⟨
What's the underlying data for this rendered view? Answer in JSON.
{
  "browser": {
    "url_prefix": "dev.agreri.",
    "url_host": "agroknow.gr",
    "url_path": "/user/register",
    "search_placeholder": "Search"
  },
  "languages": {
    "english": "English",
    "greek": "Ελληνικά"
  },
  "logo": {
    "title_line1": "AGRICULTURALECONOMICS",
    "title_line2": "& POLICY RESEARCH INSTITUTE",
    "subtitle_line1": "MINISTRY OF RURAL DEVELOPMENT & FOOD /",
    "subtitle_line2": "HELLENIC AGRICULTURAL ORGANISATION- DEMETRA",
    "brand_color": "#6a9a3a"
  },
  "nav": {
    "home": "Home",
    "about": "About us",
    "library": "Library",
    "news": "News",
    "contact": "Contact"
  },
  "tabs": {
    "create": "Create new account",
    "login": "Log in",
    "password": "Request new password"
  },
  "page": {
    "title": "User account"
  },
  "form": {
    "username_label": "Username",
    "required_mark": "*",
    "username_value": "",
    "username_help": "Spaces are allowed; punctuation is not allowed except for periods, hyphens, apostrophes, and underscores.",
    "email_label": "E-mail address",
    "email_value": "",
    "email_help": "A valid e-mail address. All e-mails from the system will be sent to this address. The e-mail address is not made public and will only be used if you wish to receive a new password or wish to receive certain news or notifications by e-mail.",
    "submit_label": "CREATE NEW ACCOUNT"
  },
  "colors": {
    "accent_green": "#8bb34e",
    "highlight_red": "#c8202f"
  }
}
⟩
§ **Task requirements**
From the data above, copy each line where the string "this" appears.

§ **Written answer**
What's the underlying data for this rendered view? Answer in JSON.
    "email_help": "A valid e-mail address. All e-mails from the system will be sent to this address. The e-mail address is not made public and will only be used if you wish to receive a new password or wish to receive certain news or notifications by e-mail.",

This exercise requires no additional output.